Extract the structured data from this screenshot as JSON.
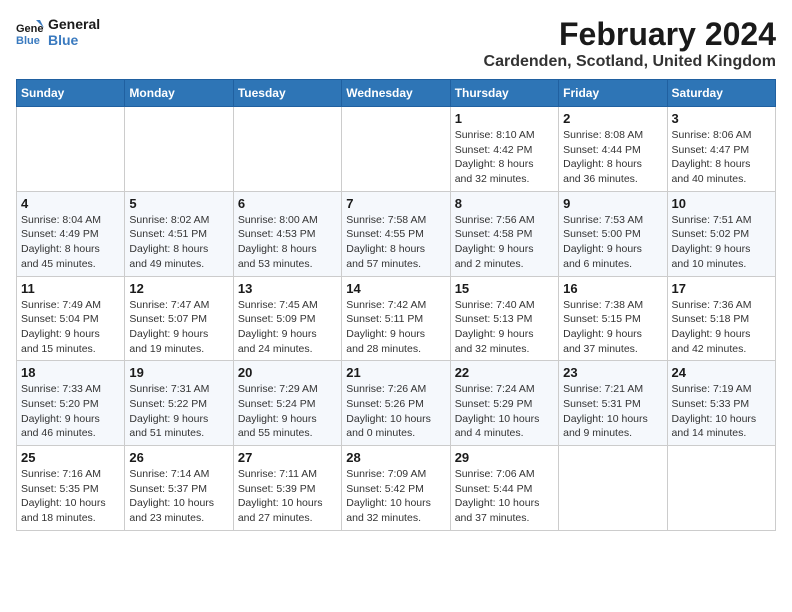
{
  "logo": {
    "line1": "General",
    "line2": "Blue"
  },
  "header": {
    "month": "February 2024",
    "location": "Cardenden, Scotland, United Kingdom"
  },
  "days_of_week": [
    "Sunday",
    "Monday",
    "Tuesday",
    "Wednesday",
    "Thursday",
    "Friday",
    "Saturday"
  ],
  "weeks": [
    [
      {
        "day": "",
        "info": ""
      },
      {
        "day": "",
        "info": ""
      },
      {
        "day": "",
        "info": ""
      },
      {
        "day": "",
        "info": ""
      },
      {
        "day": "1",
        "info": "Sunrise: 8:10 AM\nSunset: 4:42 PM\nDaylight: 8 hours\nand 32 minutes."
      },
      {
        "day": "2",
        "info": "Sunrise: 8:08 AM\nSunset: 4:44 PM\nDaylight: 8 hours\nand 36 minutes."
      },
      {
        "day": "3",
        "info": "Sunrise: 8:06 AM\nSunset: 4:47 PM\nDaylight: 8 hours\nand 40 minutes."
      }
    ],
    [
      {
        "day": "4",
        "info": "Sunrise: 8:04 AM\nSunset: 4:49 PM\nDaylight: 8 hours\nand 45 minutes."
      },
      {
        "day": "5",
        "info": "Sunrise: 8:02 AM\nSunset: 4:51 PM\nDaylight: 8 hours\nand 49 minutes."
      },
      {
        "day": "6",
        "info": "Sunrise: 8:00 AM\nSunset: 4:53 PM\nDaylight: 8 hours\nand 53 minutes."
      },
      {
        "day": "7",
        "info": "Sunrise: 7:58 AM\nSunset: 4:55 PM\nDaylight: 8 hours\nand 57 minutes."
      },
      {
        "day": "8",
        "info": "Sunrise: 7:56 AM\nSunset: 4:58 PM\nDaylight: 9 hours\nand 2 minutes."
      },
      {
        "day": "9",
        "info": "Sunrise: 7:53 AM\nSunset: 5:00 PM\nDaylight: 9 hours\nand 6 minutes."
      },
      {
        "day": "10",
        "info": "Sunrise: 7:51 AM\nSunset: 5:02 PM\nDaylight: 9 hours\nand 10 minutes."
      }
    ],
    [
      {
        "day": "11",
        "info": "Sunrise: 7:49 AM\nSunset: 5:04 PM\nDaylight: 9 hours\nand 15 minutes."
      },
      {
        "day": "12",
        "info": "Sunrise: 7:47 AM\nSunset: 5:07 PM\nDaylight: 9 hours\nand 19 minutes."
      },
      {
        "day": "13",
        "info": "Sunrise: 7:45 AM\nSunset: 5:09 PM\nDaylight: 9 hours\nand 24 minutes."
      },
      {
        "day": "14",
        "info": "Sunrise: 7:42 AM\nSunset: 5:11 PM\nDaylight: 9 hours\nand 28 minutes."
      },
      {
        "day": "15",
        "info": "Sunrise: 7:40 AM\nSunset: 5:13 PM\nDaylight: 9 hours\nand 32 minutes."
      },
      {
        "day": "16",
        "info": "Sunrise: 7:38 AM\nSunset: 5:15 PM\nDaylight: 9 hours\nand 37 minutes."
      },
      {
        "day": "17",
        "info": "Sunrise: 7:36 AM\nSunset: 5:18 PM\nDaylight: 9 hours\nand 42 minutes."
      }
    ],
    [
      {
        "day": "18",
        "info": "Sunrise: 7:33 AM\nSunset: 5:20 PM\nDaylight: 9 hours\nand 46 minutes."
      },
      {
        "day": "19",
        "info": "Sunrise: 7:31 AM\nSunset: 5:22 PM\nDaylight: 9 hours\nand 51 minutes."
      },
      {
        "day": "20",
        "info": "Sunrise: 7:29 AM\nSunset: 5:24 PM\nDaylight: 9 hours\nand 55 minutes."
      },
      {
        "day": "21",
        "info": "Sunrise: 7:26 AM\nSunset: 5:26 PM\nDaylight: 10 hours\nand 0 minutes."
      },
      {
        "day": "22",
        "info": "Sunrise: 7:24 AM\nSunset: 5:29 PM\nDaylight: 10 hours\nand 4 minutes."
      },
      {
        "day": "23",
        "info": "Sunrise: 7:21 AM\nSunset: 5:31 PM\nDaylight: 10 hours\nand 9 minutes."
      },
      {
        "day": "24",
        "info": "Sunrise: 7:19 AM\nSunset: 5:33 PM\nDaylight: 10 hours\nand 14 minutes."
      }
    ],
    [
      {
        "day": "25",
        "info": "Sunrise: 7:16 AM\nSunset: 5:35 PM\nDaylight: 10 hours\nand 18 minutes."
      },
      {
        "day": "26",
        "info": "Sunrise: 7:14 AM\nSunset: 5:37 PM\nDaylight: 10 hours\nand 23 minutes."
      },
      {
        "day": "27",
        "info": "Sunrise: 7:11 AM\nSunset: 5:39 PM\nDaylight: 10 hours\nand 27 minutes."
      },
      {
        "day": "28",
        "info": "Sunrise: 7:09 AM\nSunset: 5:42 PM\nDaylight: 10 hours\nand 32 minutes."
      },
      {
        "day": "29",
        "info": "Sunrise: 7:06 AM\nSunset: 5:44 PM\nDaylight: 10 hours\nand 37 minutes."
      },
      {
        "day": "",
        "info": ""
      },
      {
        "day": "",
        "info": ""
      }
    ]
  ]
}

**AIM**
Quote the entries in full. Any image among them is to be omitted from the copy.

**CORRECT ANSWER**
Extract the structured data from this screenshot as JSON.
{
  "logo": {
    "line1": "General",
    "line2": "Blue"
  },
  "header": {
    "month": "February 2024",
    "location": "Cardenden, Scotland, United Kingdom"
  },
  "days_of_week": [
    "Sunday",
    "Monday",
    "Tuesday",
    "Wednesday",
    "Thursday",
    "Friday",
    "Saturday"
  ],
  "weeks": [
    [
      {
        "day": "",
        "info": ""
      },
      {
        "day": "",
        "info": ""
      },
      {
        "day": "",
        "info": ""
      },
      {
        "day": "",
        "info": ""
      },
      {
        "day": "1",
        "info": "Sunrise: 8:10 AM\nSunset: 4:42 PM\nDaylight: 8 hours\nand 32 minutes."
      },
      {
        "day": "2",
        "info": "Sunrise: 8:08 AM\nSunset: 4:44 PM\nDaylight: 8 hours\nand 36 minutes."
      },
      {
        "day": "3",
        "info": "Sunrise: 8:06 AM\nSunset: 4:47 PM\nDaylight: 8 hours\nand 40 minutes."
      }
    ],
    [
      {
        "day": "4",
        "info": "Sunrise: 8:04 AM\nSunset: 4:49 PM\nDaylight: 8 hours\nand 45 minutes."
      },
      {
        "day": "5",
        "info": "Sunrise: 8:02 AM\nSunset: 4:51 PM\nDaylight: 8 hours\nand 49 minutes."
      },
      {
        "day": "6",
        "info": "Sunrise: 8:00 AM\nSunset: 4:53 PM\nDaylight: 8 hours\nand 53 minutes."
      },
      {
        "day": "7",
        "info": "Sunrise: 7:58 AM\nSunset: 4:55 PM\nDaylight: 8 hours\nand 57 minutes."
      },
      {
        "day": "8",
        "info": "Sunrise: 7:56 AM\nSunset: 4:58 PM\nDaylight: 9 hours\nand 2 minutes."
      },
      {
        "day": "9",
        "info": "Sunrise: 7:53 AM\nSunset: 5:00 PM\nDaylight: 9 hours\nand 6 minutes."
      },
      {
        "day": "10",
        "info": "Sunrise: 7:51 AM\nSunset: 5:02 PM\nDaylight: 9 hours\nand 10 minutes."
      }
    ],
    [
      {
        "day": "11",
        "info": "Sunrise: 7:49 AM\nSunset: 5:04 PM\nDaylight: 9 hours\nand 15 minutes."
      },
      {
        "day": "12",
        "info": "Sunrise: 7:47 AM\nSunset: 5:07 PM\nDaylight: 9 hours\nand 19 minutes."
      },
      {
        "day": "13",
        "info": "Sunrise: 7:45 AM\nSunset: 5:09 PM\nDaylight: 9 hours\nand 24 minutes."
      },
      {
        "day": "14",
        "info": "Sunrise: 7:42 AM\nSunset: 5:11 PM\nDaylight: 9 hours\nand 28 minutes."
      },
      {
        "day": "15",
        "info": "Sunrise: 7:40 AM\nSunset: 5:13 PM\nDaylight: 9 hours\nand 32 minutes."
      },
      {
        "day": "16",
        "info": "Sunrise: 7:38 AM\nSunset: 5:15 PM\nDaylight: 9 hours\nand 37 minutes."
      },
      {
        "day": "17",
        "info": "Sunrise: 7:36 AM\nSunset: 5:18 PM\nDaylight: 9 hours\nand 42 minutes."
      }
    ],
    [
      {
        "day": "18",
        "info": "Sunrise: 7:33 AM\nSunset: 5:20 PM\nDaylight: 9 hours\nand 46 minutes."
      },
      {
        "day": "19",
        "info": "Sunrise: 7:31 AM\nSunset: 5:22 PM\nDaylight: 9 hours\nand 51 minutes."
      },
      {
        "day": "20",
        "info": "Sunrise: 7:29 AM\nSunset: 5:24 PM\nDaylight: 9 hours\nand 55 minutes."
      },
      {
        "day": "21",
        "info": "Sunrise: 7:26 AM\nSunset: 5:26 PM\nDaylight: 10 hours\nand 0 minutes."
      },
      {
        "day": "22",
        "info": "Sunrise: 7:24 AM\nSunset: 5:29 PM\nDaylight: 10 hours\nand 4 minutes."
      },
      {
        "day": "23",
        "info": "Sunrise: 7:21 AM\nSunset: 5:31 PM\nDaylight: 10 hours\nand 9 minutes."
      },
      {
        "day": "24",
        "info": "Sunrise: 7:19 AM\nSunset: 5:33 PM\nDaylight: 10 hours\nand 14 minutes."
      }
    ],
    [
      {
        "day": "25",
        "info": "Sunrise: 7:16 AM\nSunset: 5:35 PM\nDaylight: 10 hours\nand 18 minutes."
      },
      {
        "day": "26",
        "info": "Sunrise: 7:14 AM\nSunset: 5:37 PM\nDaylight: 10 hours\nand 23 minutes."
      },
      {
        "day": "27",
        "info": "Sunrise: 7:11 AM\nSunset: 5:39 PM\nDaylight: 10 hours\nand 27 minutes."
      },
      {
        "day": "28",
        "info": "Sunrise: 7:09 AM\nSunset: 5:42 PM\nDaylight: 10 hours\nand 32 minutes."
      },
      {
        "day": "29",
        "info": "Sunrise: 7:06 AM\nSunset: 5:44 PM\nDaylight: 10 hours\nand 37 minutes."
      },
      {
        "day": "",
        "info": ""
      },
      {
        "day": "",
        "info": ""
      }
    ]
  ]
}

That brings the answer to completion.